## start

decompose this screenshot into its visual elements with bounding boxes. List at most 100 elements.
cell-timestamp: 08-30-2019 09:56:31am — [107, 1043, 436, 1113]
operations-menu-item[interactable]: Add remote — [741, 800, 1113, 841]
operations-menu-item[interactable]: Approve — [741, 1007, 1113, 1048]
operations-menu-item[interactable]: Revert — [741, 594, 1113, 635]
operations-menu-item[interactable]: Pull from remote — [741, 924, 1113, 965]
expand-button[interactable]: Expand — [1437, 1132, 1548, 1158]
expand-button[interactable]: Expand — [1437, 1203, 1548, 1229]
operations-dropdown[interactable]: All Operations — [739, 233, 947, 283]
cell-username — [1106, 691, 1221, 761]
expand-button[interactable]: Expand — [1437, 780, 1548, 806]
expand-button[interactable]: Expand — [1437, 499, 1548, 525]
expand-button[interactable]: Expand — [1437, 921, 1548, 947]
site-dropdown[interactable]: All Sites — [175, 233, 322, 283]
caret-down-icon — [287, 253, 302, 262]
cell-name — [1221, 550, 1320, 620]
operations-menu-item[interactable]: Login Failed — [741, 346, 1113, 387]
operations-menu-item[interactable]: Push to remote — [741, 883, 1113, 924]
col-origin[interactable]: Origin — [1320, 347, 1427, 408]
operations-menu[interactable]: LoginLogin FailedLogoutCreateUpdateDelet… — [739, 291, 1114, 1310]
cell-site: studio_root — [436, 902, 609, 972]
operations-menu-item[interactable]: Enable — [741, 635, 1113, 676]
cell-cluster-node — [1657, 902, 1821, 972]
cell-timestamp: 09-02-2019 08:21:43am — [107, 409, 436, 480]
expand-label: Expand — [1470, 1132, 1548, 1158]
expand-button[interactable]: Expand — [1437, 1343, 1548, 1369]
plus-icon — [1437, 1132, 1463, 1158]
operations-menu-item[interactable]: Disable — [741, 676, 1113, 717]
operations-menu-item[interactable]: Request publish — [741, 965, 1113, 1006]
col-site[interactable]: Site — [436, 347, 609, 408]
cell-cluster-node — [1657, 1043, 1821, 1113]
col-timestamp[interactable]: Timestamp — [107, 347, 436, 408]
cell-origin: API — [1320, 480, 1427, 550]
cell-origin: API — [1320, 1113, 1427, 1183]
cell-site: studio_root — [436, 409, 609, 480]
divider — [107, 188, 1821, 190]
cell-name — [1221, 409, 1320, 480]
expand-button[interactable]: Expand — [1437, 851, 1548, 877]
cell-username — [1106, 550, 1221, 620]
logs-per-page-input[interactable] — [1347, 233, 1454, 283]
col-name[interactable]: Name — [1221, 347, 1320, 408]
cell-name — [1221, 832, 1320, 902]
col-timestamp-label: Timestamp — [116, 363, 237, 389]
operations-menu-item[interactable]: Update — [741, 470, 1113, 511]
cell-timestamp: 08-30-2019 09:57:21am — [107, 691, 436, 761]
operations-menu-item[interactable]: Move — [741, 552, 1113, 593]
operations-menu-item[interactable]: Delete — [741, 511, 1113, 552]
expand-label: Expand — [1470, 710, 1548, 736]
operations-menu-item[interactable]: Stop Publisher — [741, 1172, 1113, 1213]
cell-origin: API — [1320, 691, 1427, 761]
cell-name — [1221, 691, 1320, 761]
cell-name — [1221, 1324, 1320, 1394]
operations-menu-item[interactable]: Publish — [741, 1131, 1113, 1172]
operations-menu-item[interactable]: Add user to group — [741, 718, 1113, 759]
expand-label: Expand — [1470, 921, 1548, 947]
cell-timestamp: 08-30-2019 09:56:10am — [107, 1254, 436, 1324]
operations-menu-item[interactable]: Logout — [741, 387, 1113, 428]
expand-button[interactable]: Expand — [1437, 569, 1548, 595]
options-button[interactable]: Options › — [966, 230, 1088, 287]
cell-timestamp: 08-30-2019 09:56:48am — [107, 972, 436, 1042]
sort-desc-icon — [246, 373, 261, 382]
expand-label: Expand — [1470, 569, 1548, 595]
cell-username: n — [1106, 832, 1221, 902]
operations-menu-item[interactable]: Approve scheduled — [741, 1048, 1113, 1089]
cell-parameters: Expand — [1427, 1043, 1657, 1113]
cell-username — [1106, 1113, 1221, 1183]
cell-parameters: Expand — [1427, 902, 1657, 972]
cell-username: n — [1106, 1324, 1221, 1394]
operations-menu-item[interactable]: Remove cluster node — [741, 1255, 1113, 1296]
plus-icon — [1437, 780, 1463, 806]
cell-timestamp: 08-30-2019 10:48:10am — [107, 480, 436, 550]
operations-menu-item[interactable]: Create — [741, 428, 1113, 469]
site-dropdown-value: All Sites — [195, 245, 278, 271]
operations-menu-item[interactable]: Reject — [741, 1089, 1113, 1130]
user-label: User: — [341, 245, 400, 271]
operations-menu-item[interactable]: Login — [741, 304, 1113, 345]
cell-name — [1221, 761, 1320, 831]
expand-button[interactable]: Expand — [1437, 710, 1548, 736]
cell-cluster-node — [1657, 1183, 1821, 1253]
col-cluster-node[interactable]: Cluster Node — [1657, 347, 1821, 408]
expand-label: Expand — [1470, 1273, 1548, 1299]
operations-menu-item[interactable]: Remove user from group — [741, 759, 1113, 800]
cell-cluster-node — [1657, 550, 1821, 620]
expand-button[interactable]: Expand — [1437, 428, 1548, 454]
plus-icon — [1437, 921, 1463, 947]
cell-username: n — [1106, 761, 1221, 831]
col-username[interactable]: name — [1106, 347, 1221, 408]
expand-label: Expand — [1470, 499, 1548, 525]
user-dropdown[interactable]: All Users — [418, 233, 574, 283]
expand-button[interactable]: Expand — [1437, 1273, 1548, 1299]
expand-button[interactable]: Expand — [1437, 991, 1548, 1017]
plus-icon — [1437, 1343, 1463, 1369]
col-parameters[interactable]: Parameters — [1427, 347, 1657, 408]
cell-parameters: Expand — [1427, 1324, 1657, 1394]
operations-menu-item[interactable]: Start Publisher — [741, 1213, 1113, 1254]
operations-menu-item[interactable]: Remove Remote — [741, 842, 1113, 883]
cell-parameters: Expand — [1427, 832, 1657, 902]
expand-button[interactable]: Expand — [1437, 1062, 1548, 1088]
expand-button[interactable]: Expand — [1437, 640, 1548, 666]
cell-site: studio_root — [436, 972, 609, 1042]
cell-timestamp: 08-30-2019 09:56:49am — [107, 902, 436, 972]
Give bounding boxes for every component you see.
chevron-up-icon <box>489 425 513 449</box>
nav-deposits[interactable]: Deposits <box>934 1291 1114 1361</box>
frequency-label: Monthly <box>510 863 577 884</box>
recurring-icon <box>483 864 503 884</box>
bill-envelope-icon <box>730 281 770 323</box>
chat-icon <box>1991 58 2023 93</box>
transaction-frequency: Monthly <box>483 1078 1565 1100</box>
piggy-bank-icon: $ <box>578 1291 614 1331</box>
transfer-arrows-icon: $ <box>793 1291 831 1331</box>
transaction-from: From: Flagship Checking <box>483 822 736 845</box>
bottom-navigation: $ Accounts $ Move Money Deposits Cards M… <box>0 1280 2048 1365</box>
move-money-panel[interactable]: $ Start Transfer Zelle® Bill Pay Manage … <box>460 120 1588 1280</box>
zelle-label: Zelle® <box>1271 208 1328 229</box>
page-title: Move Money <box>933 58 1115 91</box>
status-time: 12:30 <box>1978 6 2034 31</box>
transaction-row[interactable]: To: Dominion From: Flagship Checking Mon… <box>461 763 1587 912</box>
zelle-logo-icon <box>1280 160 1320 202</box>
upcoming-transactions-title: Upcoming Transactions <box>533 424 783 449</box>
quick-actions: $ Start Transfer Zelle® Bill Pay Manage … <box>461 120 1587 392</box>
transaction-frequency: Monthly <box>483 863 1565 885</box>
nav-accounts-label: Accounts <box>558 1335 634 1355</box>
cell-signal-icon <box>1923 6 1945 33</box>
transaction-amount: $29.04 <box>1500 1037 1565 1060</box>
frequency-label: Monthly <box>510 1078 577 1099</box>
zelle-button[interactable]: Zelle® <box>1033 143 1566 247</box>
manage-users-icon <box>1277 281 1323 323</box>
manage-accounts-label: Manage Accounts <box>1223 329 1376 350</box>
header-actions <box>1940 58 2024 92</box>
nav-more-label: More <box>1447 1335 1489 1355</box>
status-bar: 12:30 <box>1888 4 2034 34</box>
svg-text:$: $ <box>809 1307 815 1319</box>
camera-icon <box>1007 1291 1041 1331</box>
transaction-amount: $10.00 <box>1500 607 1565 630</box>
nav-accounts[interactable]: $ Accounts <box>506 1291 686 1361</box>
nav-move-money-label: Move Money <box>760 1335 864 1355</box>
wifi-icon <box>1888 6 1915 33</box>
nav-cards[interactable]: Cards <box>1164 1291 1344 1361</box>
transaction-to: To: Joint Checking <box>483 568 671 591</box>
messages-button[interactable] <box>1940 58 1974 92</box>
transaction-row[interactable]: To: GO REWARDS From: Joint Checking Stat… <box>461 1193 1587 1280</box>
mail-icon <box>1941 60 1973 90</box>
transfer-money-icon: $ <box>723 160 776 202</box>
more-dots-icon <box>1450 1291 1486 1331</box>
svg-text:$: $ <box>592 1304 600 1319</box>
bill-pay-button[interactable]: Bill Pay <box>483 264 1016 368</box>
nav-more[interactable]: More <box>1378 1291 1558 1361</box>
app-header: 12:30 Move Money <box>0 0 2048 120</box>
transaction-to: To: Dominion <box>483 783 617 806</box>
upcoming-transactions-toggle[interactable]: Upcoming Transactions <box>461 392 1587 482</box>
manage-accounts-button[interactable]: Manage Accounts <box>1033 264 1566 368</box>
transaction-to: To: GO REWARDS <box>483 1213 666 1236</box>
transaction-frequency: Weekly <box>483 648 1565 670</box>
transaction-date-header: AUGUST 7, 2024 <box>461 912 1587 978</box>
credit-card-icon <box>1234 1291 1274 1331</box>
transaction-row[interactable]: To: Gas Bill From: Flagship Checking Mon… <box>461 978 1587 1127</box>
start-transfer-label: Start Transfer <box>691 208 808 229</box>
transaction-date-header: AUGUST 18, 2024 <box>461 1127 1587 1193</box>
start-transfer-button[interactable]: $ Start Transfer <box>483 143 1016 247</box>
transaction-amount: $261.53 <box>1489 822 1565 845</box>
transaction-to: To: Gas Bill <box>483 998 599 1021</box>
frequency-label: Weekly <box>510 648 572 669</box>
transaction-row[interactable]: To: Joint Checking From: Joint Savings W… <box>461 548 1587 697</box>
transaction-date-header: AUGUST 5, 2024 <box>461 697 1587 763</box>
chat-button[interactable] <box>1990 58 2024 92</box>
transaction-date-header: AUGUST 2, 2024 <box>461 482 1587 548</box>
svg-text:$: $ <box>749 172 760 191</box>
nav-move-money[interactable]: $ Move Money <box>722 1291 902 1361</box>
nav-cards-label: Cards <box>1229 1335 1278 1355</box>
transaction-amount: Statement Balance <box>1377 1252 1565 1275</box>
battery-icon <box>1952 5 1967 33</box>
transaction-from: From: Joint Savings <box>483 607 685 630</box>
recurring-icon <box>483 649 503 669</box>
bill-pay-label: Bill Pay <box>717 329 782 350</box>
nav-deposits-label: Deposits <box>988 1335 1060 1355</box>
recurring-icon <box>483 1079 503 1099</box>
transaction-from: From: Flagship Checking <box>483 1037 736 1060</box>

## end

Reproduce the records word for word, from the first line through the line containing "operations-menu-item[interactable]: Add remote", with both of those lines included.

## WRITTEN RESPONSE
decompose this screenshot into its visual elements with bounding boxes. List at most 100 elements.
cell-timestamp: 08-30-2019 09:56:31am — [107, 1043, 436, 1113]
operations-menu-item[interactable]: Add remote — [741, 800, 1113, 841]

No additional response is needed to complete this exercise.